====== Data in this exercise ======

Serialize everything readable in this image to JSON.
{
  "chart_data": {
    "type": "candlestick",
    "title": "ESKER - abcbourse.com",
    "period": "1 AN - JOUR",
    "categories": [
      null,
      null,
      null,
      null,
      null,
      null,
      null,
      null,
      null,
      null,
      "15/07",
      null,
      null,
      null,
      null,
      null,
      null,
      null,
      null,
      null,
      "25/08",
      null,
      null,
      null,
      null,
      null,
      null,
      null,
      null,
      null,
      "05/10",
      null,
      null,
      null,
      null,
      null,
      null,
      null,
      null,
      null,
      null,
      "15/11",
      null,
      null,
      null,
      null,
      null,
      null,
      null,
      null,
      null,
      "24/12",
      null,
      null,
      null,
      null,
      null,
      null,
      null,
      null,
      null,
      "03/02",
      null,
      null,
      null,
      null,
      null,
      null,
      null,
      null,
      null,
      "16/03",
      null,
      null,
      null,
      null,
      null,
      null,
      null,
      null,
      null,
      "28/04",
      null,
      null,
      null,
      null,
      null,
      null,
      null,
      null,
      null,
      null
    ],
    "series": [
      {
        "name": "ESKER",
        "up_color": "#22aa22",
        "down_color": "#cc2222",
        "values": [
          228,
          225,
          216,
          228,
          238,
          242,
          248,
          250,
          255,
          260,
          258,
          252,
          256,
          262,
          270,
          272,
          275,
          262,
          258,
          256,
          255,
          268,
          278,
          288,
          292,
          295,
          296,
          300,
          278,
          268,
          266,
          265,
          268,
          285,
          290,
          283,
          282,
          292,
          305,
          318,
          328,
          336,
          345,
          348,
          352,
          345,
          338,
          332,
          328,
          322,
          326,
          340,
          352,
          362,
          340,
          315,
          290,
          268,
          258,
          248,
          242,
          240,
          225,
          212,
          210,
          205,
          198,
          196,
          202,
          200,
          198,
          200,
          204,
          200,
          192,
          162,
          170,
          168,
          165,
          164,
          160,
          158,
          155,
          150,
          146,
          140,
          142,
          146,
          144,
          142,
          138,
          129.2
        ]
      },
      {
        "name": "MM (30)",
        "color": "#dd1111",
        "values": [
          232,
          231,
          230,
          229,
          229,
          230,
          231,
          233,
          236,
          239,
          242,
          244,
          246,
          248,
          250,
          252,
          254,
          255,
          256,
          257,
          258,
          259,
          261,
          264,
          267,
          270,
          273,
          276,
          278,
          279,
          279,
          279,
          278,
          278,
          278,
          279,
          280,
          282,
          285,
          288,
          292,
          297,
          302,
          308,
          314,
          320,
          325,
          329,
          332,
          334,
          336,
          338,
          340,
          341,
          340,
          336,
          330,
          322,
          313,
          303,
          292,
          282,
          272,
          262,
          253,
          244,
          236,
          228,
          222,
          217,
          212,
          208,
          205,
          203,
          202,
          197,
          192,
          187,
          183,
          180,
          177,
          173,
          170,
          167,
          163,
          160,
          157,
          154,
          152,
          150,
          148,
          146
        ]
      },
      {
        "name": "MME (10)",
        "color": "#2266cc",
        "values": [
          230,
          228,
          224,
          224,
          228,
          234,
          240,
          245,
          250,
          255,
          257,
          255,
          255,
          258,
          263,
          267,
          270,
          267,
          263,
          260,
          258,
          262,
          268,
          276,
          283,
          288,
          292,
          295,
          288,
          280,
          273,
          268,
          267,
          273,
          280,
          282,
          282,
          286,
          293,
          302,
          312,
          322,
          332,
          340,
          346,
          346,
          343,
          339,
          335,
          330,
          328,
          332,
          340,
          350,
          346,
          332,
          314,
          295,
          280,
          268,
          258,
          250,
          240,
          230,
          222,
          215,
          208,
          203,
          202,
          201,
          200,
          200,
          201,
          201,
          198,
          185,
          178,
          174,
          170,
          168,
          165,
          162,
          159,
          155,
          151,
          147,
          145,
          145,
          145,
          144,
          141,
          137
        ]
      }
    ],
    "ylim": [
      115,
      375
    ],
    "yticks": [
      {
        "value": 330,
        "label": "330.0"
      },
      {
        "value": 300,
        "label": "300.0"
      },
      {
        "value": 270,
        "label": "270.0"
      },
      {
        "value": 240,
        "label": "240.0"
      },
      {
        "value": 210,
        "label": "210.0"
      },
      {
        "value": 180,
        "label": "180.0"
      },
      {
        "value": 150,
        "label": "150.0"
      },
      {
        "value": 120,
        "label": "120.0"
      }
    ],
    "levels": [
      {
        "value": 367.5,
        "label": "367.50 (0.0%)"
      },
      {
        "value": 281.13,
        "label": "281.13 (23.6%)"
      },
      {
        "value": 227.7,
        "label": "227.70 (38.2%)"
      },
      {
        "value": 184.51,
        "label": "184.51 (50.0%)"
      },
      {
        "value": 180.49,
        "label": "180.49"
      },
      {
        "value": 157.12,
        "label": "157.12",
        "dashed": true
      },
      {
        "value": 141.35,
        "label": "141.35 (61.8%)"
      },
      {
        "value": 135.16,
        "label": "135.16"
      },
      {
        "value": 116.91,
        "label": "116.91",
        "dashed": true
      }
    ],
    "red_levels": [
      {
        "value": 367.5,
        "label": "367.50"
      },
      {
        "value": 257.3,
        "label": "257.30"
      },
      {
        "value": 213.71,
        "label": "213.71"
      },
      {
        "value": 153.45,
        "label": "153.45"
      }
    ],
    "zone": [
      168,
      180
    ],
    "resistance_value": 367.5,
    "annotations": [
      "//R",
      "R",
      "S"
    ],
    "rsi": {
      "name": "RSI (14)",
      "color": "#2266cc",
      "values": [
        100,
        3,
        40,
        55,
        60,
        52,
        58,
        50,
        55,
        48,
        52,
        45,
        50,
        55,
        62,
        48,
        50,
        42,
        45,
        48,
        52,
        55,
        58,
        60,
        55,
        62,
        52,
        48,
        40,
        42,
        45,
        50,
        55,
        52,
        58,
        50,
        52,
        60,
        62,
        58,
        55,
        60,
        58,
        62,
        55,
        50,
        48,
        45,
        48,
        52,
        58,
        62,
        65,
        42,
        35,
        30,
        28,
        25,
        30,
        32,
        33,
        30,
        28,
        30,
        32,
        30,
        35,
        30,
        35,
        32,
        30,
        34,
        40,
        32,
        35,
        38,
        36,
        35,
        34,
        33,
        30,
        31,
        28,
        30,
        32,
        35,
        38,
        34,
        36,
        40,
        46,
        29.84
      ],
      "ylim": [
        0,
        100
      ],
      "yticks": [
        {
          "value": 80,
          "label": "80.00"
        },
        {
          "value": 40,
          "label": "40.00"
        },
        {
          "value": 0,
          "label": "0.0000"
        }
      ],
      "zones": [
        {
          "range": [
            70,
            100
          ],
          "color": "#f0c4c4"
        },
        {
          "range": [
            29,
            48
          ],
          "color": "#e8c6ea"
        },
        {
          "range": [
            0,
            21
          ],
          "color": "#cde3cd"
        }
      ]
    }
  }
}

======

Exercise goal: From the first line to the last, please quote the material above exactly.

Output:
Serialize everything readable in this image to JSON.
{
  "chart_data": {
    "type": "candlestick",
    "title": "ESKER - abcbourse.com",
    "period": "1 AN - JOUR",
    "categories": [
      null,
      null,
      null,
      null,
      null,
      null,
      null,
      null,
      null,
      null,
      "15/07",
      null,
      null,
      null,
      null,
      null,
      null,
      null,
      null,
      null,
      "25/08",
      null,
      null,
      null,
      null,
      null,
      null,
      null,
      null,
      null,
      "05/10",
      null,
      null,
      null,
      null,
      null,
      null,
      null,
      null,
      null,
      null,
      "15/11",
      null,
      null,
      null,
      null,
      null,
      null,
      null,
      null,
      null,
      "24/12",
      null,
      null,
      null,
      null,
      null,
      null,
      null,
      null,
      null,
      "03/02",
      null,
      null,
      null,
      null,
      null,
      null,
      null,
      null,
      null,
      "16/03",
      null,
      null,
      null,
      null,
      null,
      null,
      null,
      null,
      null,
      "28/04",
      null,
      null,
      null,
      null,
      null,
      null,
      null,
      null,
      null,
      null
    ],
    "series": [
      {
        "name": "ESKER",
        "up_color": "#22aa22",
        "down_color": "#cc2222",
        "values": [
          228,
          225,
          216,
          228,
          238,
          242,
          248,
          250,
          255,
          260,
          258,
          252,
          256,
          262,
          270,
          272,
          275,
          262,
          258,
          256,
          255,
          268,
          278,
          288,
          292,
          295,
          296,
          300,
          278,
          268,
          266,
          265,
          268,
          285,
          290,
          283,
          282,
          292,
          305,
          318,
          328,
          336,
          345,
          348,
          352,
          345,
          338,
          332,
          328,
          322,
          326,
          340,
          352,
          362,
          340,
          315,
          290,
          268,
          258,
          248,
          242,
          240,
          225,
          212,
          210,
          205,
          198,
          196,
          202,
          200,
          198,
          200,
          204,
          200,
          192,
          162,
          170,
          168,
          165,
          164,
          160,
          158,
          155,
          150,
          146,
          140,
          142,
          146,
          144,
          142,
          138,
          129.2
        ]
      },
      {
        "name": "MM (30)",
        "color": "#dd1111",
        "values": [
          232,
          231,
          230,
          229,
          229,
          230,
          231,
          233,
          236,
          239,
          242,
          244,
          246,
          248,
          250,
          252,
          254,
          255,
          256,
          257,
          258,
          259,
          261,
          264,
          267,
          270,
          273,
          276,
          278,
          279,
          279,
          279,
          278,
          278,
          278,
          279,
          280,
          282,
          285,
          288,
          292,
          297,
          302,
          308,
          314,
          320,
          325,
          329,
          332,
          334,
          336,
          338,
          340,
          341,
          340,
          336,
          330,
          322,
          313,
          303,
          292,
          282,
          272,
          262,
          253,
          244,
          236,
          228,
          222,
          217,
          212,
          208,
          205,
          203,
          202,
          197,
          192,
          187,
          183,
          180,
          177,
          173,
          170,
          167,
          163,
          160,
          157,
          154,
          152,
          150,
          148,
          146
        ]
      },
      {
        "name": "MME (10)",
        "color": "#2266cc",
        "values": [
          230,
          228,
          224,
          224,
          228,
          234,
          240,
          245,
          250,
          255,
          257,
          255,
          255,
          258,
          263,
          267,
          270,
          267,
          263,
          260,
          258,
          262,
          268,
          276,
          283,
          288,
          292,
          295,
          288,
          280,
          273,
          268,
          267,
          273,
          280,
          282,
          282,
          286,
          293,
          302,
          312,
          322,
          332,
          340,
          346,
          346,
          343,
          339,
          335,
          330,
          328,
          332,
          340,
          350,
          346,
          332,
          314,
          295,
          280,
          268,
          258,
          250,
          240,
          230,
          222,
          215,
          208,
          203,
          202,
          201,
          200,
          200,
          201,
          201,
          198,
          185,
          178,
          174,
          170,
          168,
          165,
          162,
          159,
          155,
          151,
          147,
          145,
          145,
          145,
          144,
          141,
          137
        ]
      }
    ],
    "ylim": [
      115,
      375
    ],
    "yticks": [
      {
        "value": 330,
        "label": "330.0"
      },
      {
        "value": 300,
        "label": "300.0"
      },
      {
        "value": 270,
        "label": "270.0"
      },
      {
        "value": 240,
        "label": "240.0"
      },
      {
        "value": 210,
        "label": "210.0"
      },
      {
        "value": 180,
        "label": "180.0"
      },
      {
        "value": 150,
        "label": "150.0"
      },
      {
        "value": 120,
        "label": "120.0"
      }
    ],
    "levels": [
      {
        "value": 367.5,
        "label": "367.50 (0.0%)"
      },
      {
        "value": 281.13,
        "label": "281.13 (23.6%)"
      },
      {
        "value": 227.7,
        "label": "227.70 (38.2%)"
      },
      {
        "value": 184.51,
        "label": "184.51 (50.0%)"
      },
      {
        "value": 180.49,
        "label": "180.49"
      },
      {
        "value": 157.12,
        "label": "157.12",
        "dashed": true
      },
      {
        "value": 141.35,
        "label": "141.35 (61.8%)"
      },
      {
        "value": 135.16,
        "label": "135.16"
      },
      {
        "value": 116.91,
        "label": "116.91",
        "dashed": true
      }
    ],
    "red_levels": [
      {
        "value": 367.5,
        "label": "367.50"
      },
      {
        "value": 257.3,
        "label": "257.30"
      },
      {
        "value": 213.71,
        "label": "213.71"
      },
      {
        "value": 153.45,
        "label": "153.45"
      }
    ],
    "zone": [
      168,
      180
    ],
    "resistance_value": 367.5,
    "annotations": [
      "//R",
      "R",
      "S"
    ],
    "rsi": {
      "name": "RSI (14)",
      "color": "#2266cc",
      "values": [
        100,
        3,
        40,
        55,
        60,
        52,
        58,
        50,
        55,
        48,
        52,
        45,
        50,
        55,
        62,
        48,
        50,
        42,
        45,
        48,
        52,
        55,
        58,
        60,
        55,
        62,
        52,
        48,
        40,
        42,
        45,
        50,
        55,
        52,
        58,
        50,
        52,
        60,
        62,
        58,
        55,
        60,
        58,
        62,
        55,
        50,
        48,
        45,
        48,
        52,
        58,
        62,
        65,
        42,
        35,
        30,
        28,
        25,
        30,
        32,
        33,
        30,
        28,
        30,
        32,
        30,
        35,
        30,
        35,
        32,
        30,
        34,
        40,
        32,
        35,
        38,
        36,
        35,
        34,
        33,
        30,
        31,
        28,
        30,
        32,
        35,
        38,
        34,
        36,
        40,
        46,
        29.84
      ],
      "ylim": [
        0,
        100
      ],
      "yticks": [
        {
          "value": 80,
          "label": "80.00"
        },
        {
          "value": 40,
          "label": "40.00"
        },
        {
          "value": 0,
          "label": "0.0000"
        }
      ],
      "zones": [
        {
          "range": [
            70,
            100
          ],
          "color": "#f0c4c4"
        },
        {
          "range": [
            29,
            48
          ],
          "color": "#e8c6ea"
        },
        {
          "range": [
            0,
            21
          ],
          "color": "#cde3cd"
        }
      ]
    }
  }
}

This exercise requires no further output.